EXERCISE INSTRUCTIONS — Copy out all the lines in the records that include the word "tidak".

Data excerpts
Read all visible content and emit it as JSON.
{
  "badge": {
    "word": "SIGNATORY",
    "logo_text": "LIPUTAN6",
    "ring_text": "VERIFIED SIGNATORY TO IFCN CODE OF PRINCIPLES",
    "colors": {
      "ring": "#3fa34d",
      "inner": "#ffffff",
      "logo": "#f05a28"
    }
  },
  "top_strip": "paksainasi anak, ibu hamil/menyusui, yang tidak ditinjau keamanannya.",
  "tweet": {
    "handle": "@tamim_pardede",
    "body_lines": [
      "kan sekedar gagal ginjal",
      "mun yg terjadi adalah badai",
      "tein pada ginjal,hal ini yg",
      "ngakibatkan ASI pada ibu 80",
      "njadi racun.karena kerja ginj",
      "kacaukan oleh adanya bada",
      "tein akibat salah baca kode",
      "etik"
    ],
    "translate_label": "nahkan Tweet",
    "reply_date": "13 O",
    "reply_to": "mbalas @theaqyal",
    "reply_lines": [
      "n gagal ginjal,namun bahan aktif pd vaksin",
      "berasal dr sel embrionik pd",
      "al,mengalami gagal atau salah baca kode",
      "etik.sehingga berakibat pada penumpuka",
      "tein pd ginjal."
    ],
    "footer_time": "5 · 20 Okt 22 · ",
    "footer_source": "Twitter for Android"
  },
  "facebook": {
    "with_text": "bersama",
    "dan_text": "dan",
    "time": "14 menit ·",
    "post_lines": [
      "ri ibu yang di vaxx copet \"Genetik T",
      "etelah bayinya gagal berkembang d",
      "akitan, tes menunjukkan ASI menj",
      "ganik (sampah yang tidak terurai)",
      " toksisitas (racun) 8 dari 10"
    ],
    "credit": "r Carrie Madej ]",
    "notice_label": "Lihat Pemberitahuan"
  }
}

EXERCISE RESPONSE —
  "top_strip": "paksainasi anak, ibu hamil/menyusui, yang tidak ditinjau keamanannya.",
      "ganik (sampah yang tidak terurai)",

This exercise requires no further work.